WHAT TO PRODUCE:
Every line of the records must be repeated exactly; pictures stay out.

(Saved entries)
[start]
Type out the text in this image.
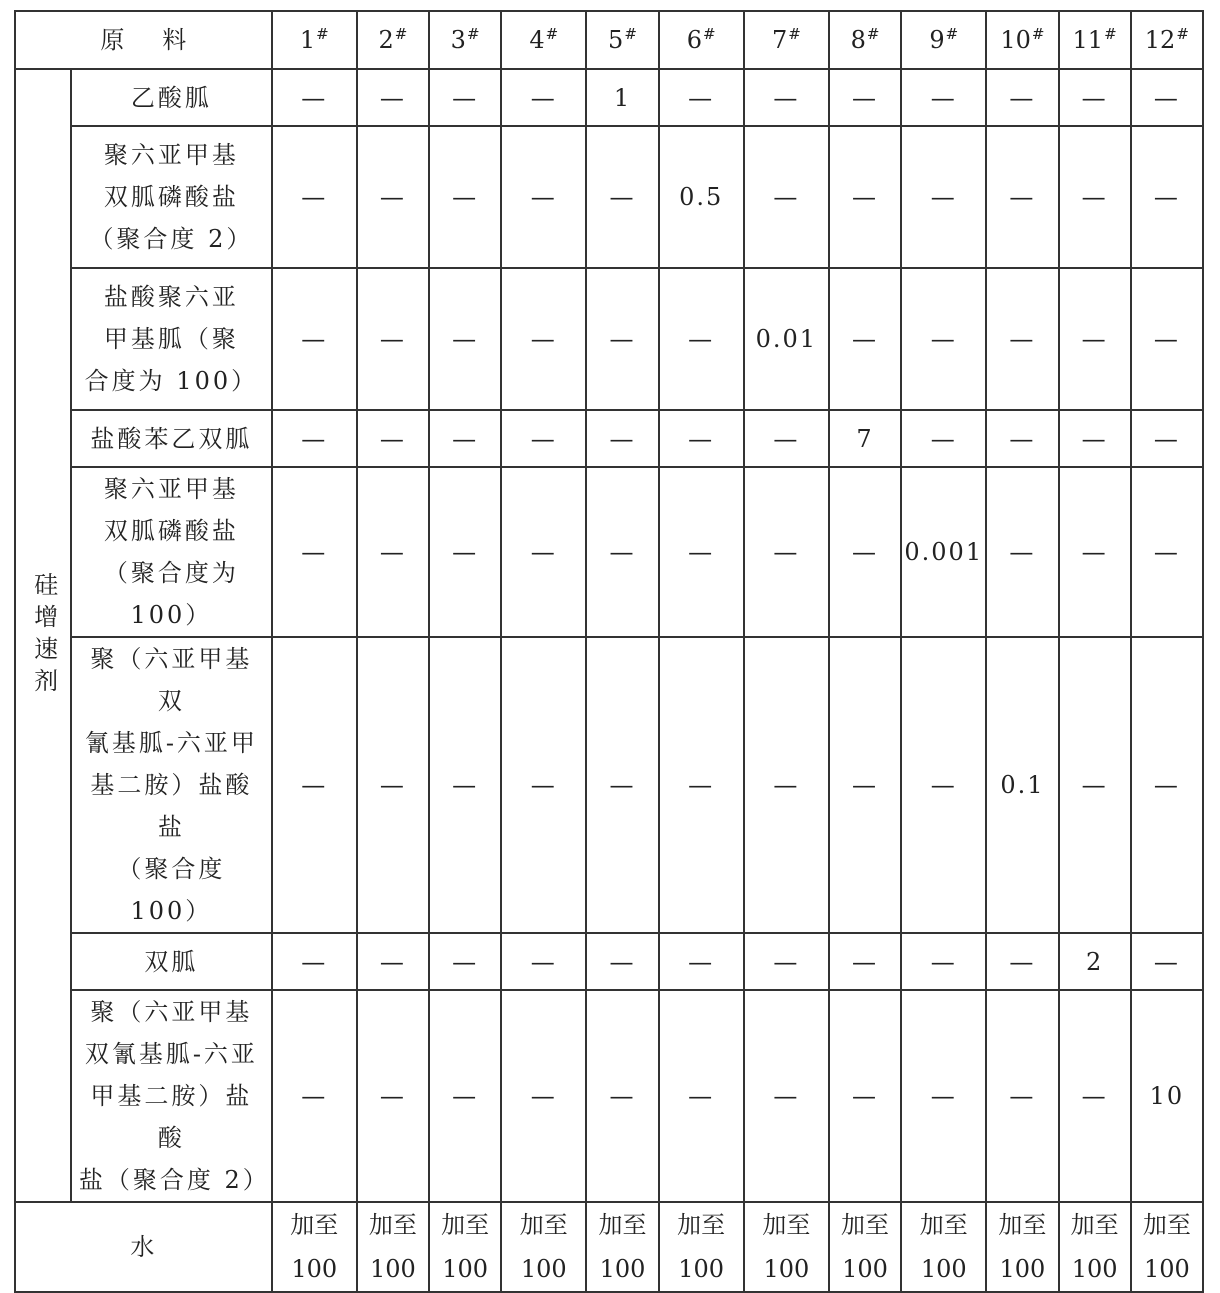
原料		1#	2#	3#	4#	5#	6#	7#	8#	9#	10#	11#	12#
硅增速剂	乙酸胍	—	—	—	—	1	—	—	—	—	—	—	—
	聚六亚甲基
双胍磷酸盐
（聚合度 2）	—	—	—	—	—	0.5	—	—	—	—	—	—
	盐酸聚六亚
甲基胍（聚
合度为 100）	—	—	—	—	—	—	0.01	—	—	—	—	—
	盐酸苯乙双胍	—	—	—	—	—	—	—	7	—	—	—	—
	聚六亚甲基
双胍磷酸盐
（聚合度为 100）	—	—	—	—	—	—	—	—	0.001	—	—	—
	聚（六亚甲基双
氰基胍-六亚甲
基二胺）盐酸盐
（聚合度 100）	—	—	—	—	—	—	—	—	—	0.1	—	—
	双胍	—	—	—	—	—	—	—	—	—	—	2	—
	聚（六亚甲基
双氰基胍-六亚
甲基二胺）盐酸
盐（聚合度 2）	—	—	—	—	—	—	—	—	—	—	—	10
水		加至
100	加至
100	加至
100	加至
100	加至
100	加至
100	加至
100	加至
100	加至
100	加至
100	加至
100	加至
100
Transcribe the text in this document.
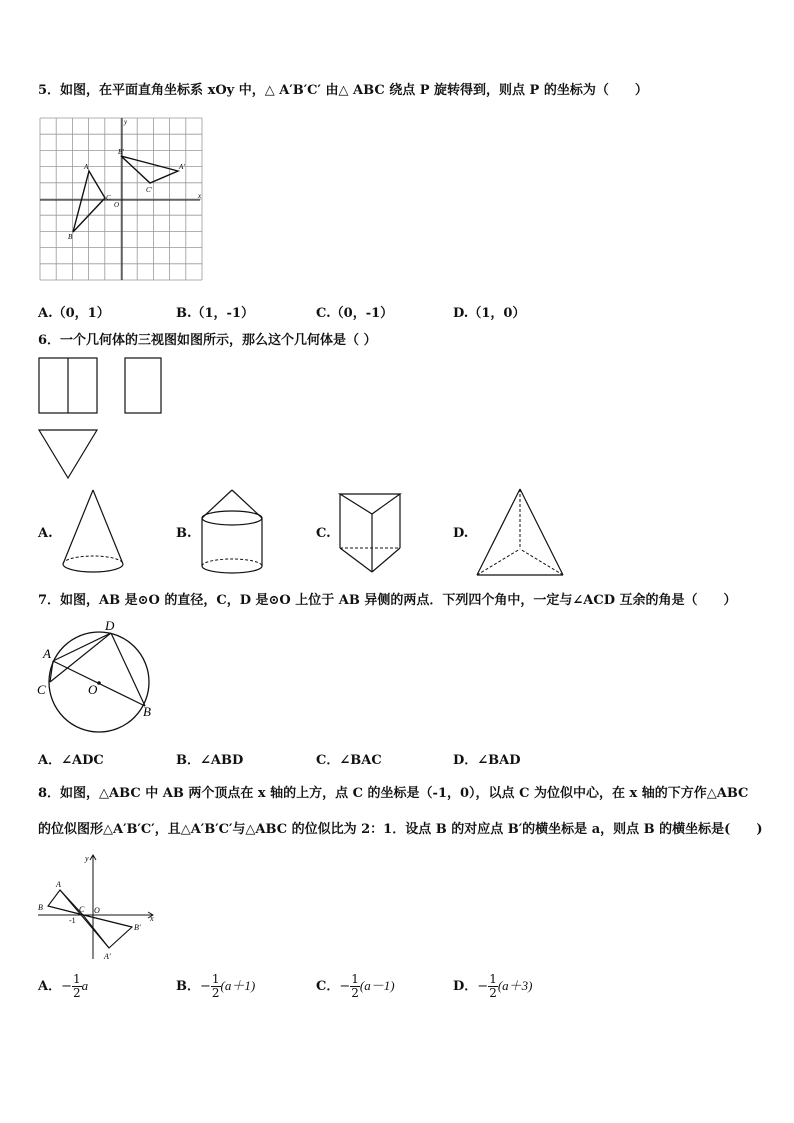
5．如图，在平面直角坐标系 xOy 中，△ A′B′C′ 由△ ABC 绕点 P 旋转得到，则点 P 的坐标为（　　）
A
B
C
O
A′
B′
C′
x
y
A.（0，1）	B.（1，-1）	C.（0，-1）	D.（1，0）
6．一个几何体的三视图如图所示，那么这个几何体是（ ）
A.	B.	C.	D.
7．如图，AB 是⊙O 的直径，C，D 是⊙O 上位于 AB 异侧的两点．下列四个角中，一定与∠ACD 互余的角是（　　）
A
B
C
D
O
A．∠ADC	B．∠ABD	C．∠BAC	D．∠BAD
8．如图，△ABC 中 AB 两个顶点在 x 轴的上方，点 C 的坐标是（-1，0），以点 C 为位似中心，在 x 轴的下方作△ABC
的位似图形△A′B′C′，且△A′B′C′与△ABC 的位似比为 2：1．设点 B 的对应点 B′的横坐标是 a，则点 B 的横坐标是(　　)
A
B	C O
-1
A′
B′
x
y
A．− $\frac{1}{2}$ a	B．− $\frac{1}{2} (a+1)$	C．− $\frac{1}{2} (a-1)$	D．− $\frac{1}{2} (a+3)$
[end]
TASK OUTPUT:
Type out the text in this image.
原料		1#	2#	3#	4#	5#	6#	7#	8#	9#	10#	11#	12#
硅增速剂	乙酸胍	—	—	—	—	1	—	—	—	—	—	—	—
	聚六亚甲基
双胍磷酸盐
（聚合度 2）	—	—	—	—	—	0.5	—	—	—	—	—	—
	盐酸聚六亚
甲基胍（聚
合度为 100）	—	—	—	—	—	—	0.01	—	—	—	—	—
	盐酸苯乙双胍	—	—	—	—	—	—	—	7	—	—	—	—
	聚六亚甲基
双胍磷酸盐
（聚合度为 100）	—	—	—	—	—	—	—	—	0.001	—	—	—
	聚（六亚甲基双
氰基胍-六亚甲
基二胺）盐酸盐
（聚合度 100）	—	—	—	—	—	—	—	—	—	0.1	—	—
	双胍	—	—	—	—	—	—	—	—	—	—	2	—
	聚（六亚甲基
双氰基胍-六亚
甲基二胺）盐酸
盐（聚合度 2）	—	—	—	—	—	—	—	—	—	—	—	10
水		加至
100	加至
100	加至
100	加至
100	加至
100	加至
100	加至
100	加至
100	加至
100	加至
100	加至
100	加至
100
Transcribe the text in this document.
5．如图，在平面直角坐标系 xOy 中，△ A′B′C′ 由△ ABC 绕点 P 旋转得到，则点 P 的坐标为（　　）
A
B
C
O
A′
B′
C′
x
y
A.（0，1）	B.（1，-1）	C.（0，-1）	D.（1，0）
6．一个几何体的三视图如图所示，那么这个几何体是（ ）
A.	B.	C.	D.
7．如图，AB 是⊙O 的直径，C，D 是⊙O 上位于 AB 异侧的两点．下列四个角中，一定与∠ACD 互余的角是（　　）
A
B
C
D
O
A．∠ADC	B．∠ABD	C．∠BAC	D．∠BAD
8．如图，△ABC 中 AB 两个顶点在 x 轴的上方，点 C 的坐标是（-1，0），以点 C 为位似中心，在 x 轴的下方作△ABC
的位似图形△A′B′C′，且△A′B′C′与△ABC 的位似比为 2：1．设点 B 的对应点 B′的横坐标是 a，则点 B 的横坐标是(　　)
A
B	C O
-1
A′
B′
x
y
A．− $\frac{1}{2}$ a	B．− $\frac{1}{2} (a+1)$	C．− $\frac{1}{2} (a-1)$	D．− $\frac{1}{2} (a+3)$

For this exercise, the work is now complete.